• _Provided material_:
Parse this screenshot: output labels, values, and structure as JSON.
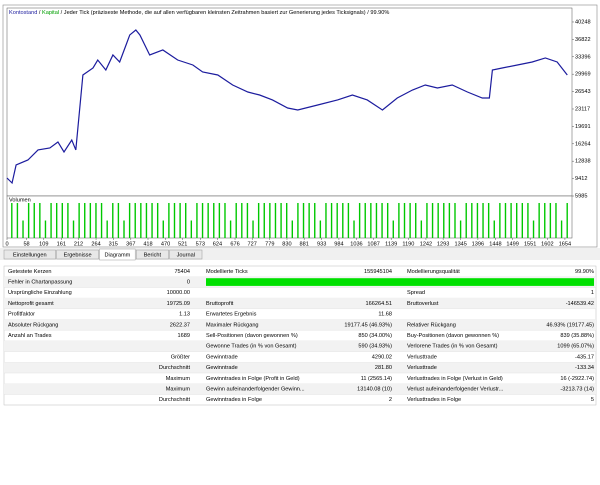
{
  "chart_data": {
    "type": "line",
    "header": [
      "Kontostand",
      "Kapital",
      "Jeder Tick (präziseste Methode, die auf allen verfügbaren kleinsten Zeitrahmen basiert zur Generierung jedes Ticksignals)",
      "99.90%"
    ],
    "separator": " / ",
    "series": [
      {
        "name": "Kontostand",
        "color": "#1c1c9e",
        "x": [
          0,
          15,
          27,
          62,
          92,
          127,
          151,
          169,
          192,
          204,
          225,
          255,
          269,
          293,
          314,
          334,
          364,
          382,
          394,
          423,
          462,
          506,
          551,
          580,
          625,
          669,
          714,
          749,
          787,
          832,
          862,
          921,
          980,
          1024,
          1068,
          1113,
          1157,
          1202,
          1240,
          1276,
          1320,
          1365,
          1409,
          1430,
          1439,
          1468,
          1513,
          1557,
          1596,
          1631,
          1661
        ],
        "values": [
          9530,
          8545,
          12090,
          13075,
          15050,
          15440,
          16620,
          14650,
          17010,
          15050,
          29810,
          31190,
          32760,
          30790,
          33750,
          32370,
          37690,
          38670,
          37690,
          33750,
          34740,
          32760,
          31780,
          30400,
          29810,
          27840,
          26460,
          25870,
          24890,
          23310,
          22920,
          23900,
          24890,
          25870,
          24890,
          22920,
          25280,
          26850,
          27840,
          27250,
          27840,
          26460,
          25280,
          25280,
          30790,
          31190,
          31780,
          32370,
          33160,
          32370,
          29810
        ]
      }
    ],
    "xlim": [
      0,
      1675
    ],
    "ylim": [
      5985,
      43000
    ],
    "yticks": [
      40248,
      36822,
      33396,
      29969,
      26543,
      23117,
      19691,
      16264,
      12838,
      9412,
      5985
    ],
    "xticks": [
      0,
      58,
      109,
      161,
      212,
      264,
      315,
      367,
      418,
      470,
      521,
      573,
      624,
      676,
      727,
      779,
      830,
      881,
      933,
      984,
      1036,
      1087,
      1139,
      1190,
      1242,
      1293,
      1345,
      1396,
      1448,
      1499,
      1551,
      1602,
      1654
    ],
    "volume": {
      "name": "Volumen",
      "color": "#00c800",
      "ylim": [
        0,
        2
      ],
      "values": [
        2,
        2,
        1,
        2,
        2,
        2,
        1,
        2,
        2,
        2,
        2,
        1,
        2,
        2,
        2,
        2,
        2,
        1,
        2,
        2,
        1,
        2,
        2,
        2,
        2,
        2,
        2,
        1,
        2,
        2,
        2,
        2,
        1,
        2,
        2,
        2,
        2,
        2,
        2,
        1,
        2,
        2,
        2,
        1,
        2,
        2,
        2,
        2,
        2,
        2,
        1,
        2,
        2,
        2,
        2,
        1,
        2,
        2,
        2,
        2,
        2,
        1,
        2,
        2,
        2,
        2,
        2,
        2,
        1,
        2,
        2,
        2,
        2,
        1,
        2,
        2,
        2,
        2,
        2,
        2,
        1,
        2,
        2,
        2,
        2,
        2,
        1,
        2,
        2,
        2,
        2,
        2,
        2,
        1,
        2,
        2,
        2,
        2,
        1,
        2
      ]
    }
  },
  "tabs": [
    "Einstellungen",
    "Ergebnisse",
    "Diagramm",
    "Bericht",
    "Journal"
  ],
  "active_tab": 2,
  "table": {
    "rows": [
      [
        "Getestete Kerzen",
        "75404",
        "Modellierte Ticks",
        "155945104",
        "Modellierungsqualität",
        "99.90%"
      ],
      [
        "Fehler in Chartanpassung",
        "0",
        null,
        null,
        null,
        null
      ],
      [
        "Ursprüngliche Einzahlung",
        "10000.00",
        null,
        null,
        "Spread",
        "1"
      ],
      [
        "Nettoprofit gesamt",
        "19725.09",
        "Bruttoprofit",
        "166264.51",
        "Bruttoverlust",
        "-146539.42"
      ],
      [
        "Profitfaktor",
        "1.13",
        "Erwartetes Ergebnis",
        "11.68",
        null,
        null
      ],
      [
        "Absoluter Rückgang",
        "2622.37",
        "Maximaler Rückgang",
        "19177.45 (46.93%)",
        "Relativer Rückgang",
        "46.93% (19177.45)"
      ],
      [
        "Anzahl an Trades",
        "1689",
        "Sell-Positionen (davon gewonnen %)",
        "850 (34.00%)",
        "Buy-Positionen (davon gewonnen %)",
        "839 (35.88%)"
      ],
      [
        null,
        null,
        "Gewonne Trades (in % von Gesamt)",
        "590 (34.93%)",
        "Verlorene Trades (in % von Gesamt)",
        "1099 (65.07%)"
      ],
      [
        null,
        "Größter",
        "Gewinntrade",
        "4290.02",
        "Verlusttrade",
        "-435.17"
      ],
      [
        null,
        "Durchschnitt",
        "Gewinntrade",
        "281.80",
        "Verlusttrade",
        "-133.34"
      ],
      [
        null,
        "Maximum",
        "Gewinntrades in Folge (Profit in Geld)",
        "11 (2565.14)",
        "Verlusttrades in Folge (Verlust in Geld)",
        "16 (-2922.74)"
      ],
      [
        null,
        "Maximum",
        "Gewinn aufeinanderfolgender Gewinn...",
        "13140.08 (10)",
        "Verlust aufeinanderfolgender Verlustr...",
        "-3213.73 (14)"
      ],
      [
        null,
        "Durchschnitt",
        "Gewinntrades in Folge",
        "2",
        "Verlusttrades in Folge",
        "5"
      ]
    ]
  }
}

• _Directions_: Search the lines above for the string "Verlusttrades" and copy each line that has it.

• _Response to this exercise_:
        "Verlusttrades in Folge (Verlust in Geld)",
        "Verlusttrades in Folge",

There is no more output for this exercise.